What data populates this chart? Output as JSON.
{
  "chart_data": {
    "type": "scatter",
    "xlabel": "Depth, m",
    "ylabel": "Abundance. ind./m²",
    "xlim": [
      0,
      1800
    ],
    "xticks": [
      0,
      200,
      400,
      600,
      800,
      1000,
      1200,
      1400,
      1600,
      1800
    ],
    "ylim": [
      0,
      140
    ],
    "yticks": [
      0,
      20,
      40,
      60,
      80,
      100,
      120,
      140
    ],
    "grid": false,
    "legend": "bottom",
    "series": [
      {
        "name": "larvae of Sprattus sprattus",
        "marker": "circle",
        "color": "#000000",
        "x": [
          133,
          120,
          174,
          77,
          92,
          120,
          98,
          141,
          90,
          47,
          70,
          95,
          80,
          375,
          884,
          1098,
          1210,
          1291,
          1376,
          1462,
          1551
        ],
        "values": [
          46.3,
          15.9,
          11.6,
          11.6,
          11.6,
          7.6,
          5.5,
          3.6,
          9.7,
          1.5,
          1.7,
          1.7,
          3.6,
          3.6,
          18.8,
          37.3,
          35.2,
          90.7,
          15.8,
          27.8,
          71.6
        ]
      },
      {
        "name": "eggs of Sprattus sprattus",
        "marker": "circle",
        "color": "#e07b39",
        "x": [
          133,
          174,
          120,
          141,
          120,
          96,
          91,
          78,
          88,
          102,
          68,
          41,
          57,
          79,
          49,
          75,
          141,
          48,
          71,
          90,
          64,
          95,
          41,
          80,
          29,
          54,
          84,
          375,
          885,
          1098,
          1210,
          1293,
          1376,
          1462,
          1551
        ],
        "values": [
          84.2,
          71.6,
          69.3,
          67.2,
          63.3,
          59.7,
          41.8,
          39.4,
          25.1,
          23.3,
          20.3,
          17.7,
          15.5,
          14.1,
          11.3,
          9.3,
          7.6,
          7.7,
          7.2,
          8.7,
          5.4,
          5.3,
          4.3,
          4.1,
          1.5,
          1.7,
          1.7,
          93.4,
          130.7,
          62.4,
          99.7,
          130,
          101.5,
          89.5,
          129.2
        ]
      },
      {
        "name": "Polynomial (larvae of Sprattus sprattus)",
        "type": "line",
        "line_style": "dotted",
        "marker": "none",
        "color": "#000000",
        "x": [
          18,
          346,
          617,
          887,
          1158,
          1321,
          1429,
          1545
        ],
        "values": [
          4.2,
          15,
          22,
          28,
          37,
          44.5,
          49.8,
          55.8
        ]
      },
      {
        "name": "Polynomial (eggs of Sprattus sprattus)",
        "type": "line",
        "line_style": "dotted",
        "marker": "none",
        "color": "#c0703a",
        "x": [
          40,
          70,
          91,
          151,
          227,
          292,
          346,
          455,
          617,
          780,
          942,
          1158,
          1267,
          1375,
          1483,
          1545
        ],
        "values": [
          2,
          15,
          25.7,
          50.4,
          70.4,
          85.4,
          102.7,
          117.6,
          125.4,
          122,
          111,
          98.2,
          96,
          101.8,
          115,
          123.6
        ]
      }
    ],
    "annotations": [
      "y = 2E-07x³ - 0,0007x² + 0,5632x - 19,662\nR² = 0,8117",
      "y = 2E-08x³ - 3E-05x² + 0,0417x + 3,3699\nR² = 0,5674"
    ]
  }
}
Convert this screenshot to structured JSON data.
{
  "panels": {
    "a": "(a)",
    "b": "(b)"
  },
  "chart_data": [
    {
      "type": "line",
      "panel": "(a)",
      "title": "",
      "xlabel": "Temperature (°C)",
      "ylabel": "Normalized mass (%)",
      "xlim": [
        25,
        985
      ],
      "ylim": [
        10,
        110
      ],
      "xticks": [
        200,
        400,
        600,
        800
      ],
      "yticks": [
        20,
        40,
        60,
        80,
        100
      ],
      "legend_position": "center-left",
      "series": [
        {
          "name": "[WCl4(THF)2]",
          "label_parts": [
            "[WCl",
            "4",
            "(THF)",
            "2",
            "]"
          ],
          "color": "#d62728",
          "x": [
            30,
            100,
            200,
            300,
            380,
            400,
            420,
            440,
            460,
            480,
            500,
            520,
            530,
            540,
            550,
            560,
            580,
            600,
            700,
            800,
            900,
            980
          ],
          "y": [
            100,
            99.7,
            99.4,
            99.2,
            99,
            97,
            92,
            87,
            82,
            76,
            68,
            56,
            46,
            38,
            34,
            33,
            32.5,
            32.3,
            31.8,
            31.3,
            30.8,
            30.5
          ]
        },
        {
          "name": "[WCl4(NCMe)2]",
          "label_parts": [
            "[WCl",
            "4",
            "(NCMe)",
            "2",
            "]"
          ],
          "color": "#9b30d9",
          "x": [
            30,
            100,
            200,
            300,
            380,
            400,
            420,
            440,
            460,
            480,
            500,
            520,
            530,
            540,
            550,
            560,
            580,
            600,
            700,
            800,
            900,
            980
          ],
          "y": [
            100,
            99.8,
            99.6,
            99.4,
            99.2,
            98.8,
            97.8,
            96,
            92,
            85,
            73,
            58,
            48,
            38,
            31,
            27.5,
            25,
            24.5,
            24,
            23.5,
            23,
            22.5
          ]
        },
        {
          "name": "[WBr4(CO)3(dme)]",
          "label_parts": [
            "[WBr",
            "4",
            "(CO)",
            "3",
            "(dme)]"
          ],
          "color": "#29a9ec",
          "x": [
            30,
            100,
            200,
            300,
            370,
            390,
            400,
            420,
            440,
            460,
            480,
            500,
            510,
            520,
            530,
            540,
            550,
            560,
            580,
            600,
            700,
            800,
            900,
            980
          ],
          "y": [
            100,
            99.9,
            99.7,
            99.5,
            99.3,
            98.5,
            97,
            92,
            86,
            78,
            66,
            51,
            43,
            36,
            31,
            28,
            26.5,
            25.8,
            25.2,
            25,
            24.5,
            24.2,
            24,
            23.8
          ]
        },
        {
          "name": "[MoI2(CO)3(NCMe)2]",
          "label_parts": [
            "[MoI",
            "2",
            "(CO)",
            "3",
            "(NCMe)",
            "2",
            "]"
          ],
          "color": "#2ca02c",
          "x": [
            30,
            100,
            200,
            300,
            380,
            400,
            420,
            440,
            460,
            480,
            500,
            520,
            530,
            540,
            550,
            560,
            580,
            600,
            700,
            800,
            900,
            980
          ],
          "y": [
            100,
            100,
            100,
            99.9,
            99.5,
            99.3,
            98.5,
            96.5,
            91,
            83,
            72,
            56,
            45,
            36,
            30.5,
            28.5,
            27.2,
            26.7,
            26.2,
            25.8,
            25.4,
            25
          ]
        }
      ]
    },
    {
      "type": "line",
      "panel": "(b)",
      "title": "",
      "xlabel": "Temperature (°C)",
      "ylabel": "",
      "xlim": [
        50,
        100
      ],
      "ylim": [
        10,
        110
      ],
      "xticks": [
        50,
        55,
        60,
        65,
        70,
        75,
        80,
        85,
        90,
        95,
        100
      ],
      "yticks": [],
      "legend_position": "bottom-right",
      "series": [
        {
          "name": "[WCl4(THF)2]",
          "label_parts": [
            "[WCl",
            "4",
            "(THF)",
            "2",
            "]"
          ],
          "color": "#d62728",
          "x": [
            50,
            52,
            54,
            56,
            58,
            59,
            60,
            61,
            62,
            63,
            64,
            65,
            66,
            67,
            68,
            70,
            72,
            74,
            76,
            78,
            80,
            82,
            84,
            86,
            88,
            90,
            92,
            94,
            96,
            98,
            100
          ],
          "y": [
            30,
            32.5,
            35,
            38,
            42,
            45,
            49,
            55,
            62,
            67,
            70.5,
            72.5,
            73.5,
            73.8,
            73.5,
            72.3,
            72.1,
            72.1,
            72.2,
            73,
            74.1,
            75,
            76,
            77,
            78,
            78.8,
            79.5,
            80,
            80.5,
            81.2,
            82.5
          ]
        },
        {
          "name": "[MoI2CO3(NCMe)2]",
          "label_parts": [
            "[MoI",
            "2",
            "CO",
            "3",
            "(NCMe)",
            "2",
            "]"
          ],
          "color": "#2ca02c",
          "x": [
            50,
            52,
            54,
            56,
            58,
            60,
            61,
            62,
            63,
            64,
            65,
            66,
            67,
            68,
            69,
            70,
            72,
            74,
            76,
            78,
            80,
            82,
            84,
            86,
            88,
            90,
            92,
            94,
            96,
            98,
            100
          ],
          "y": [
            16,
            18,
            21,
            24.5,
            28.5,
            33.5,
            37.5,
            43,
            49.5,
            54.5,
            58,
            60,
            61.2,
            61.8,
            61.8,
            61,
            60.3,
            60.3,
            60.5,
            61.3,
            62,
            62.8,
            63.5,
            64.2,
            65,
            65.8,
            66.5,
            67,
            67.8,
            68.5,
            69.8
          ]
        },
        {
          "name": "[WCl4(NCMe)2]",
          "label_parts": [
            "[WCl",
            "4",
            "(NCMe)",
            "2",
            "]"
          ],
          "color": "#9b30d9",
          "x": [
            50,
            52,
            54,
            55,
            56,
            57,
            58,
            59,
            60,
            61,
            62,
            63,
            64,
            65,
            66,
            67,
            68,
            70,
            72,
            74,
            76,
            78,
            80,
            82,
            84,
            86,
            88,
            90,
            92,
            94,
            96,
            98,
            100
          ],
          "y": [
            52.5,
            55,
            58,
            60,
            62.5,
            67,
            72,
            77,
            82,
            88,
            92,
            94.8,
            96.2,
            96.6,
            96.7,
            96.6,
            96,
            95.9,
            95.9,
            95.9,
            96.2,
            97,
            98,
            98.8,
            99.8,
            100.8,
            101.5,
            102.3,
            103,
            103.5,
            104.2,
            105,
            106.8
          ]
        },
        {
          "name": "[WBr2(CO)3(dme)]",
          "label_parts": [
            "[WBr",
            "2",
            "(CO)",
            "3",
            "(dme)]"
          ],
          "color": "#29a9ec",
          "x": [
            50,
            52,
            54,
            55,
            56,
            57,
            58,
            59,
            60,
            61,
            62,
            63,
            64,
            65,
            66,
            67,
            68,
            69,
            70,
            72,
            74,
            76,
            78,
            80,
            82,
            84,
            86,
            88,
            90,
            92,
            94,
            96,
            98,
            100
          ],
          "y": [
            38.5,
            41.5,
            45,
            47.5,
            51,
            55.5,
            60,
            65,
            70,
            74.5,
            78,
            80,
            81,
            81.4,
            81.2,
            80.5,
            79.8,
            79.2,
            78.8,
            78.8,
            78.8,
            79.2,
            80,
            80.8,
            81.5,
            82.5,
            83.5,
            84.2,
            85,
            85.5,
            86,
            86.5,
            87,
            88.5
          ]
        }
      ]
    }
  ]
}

Task directions — For the entries shown above, give the number of lines that include the word "this", without any other text.

Task answer — 2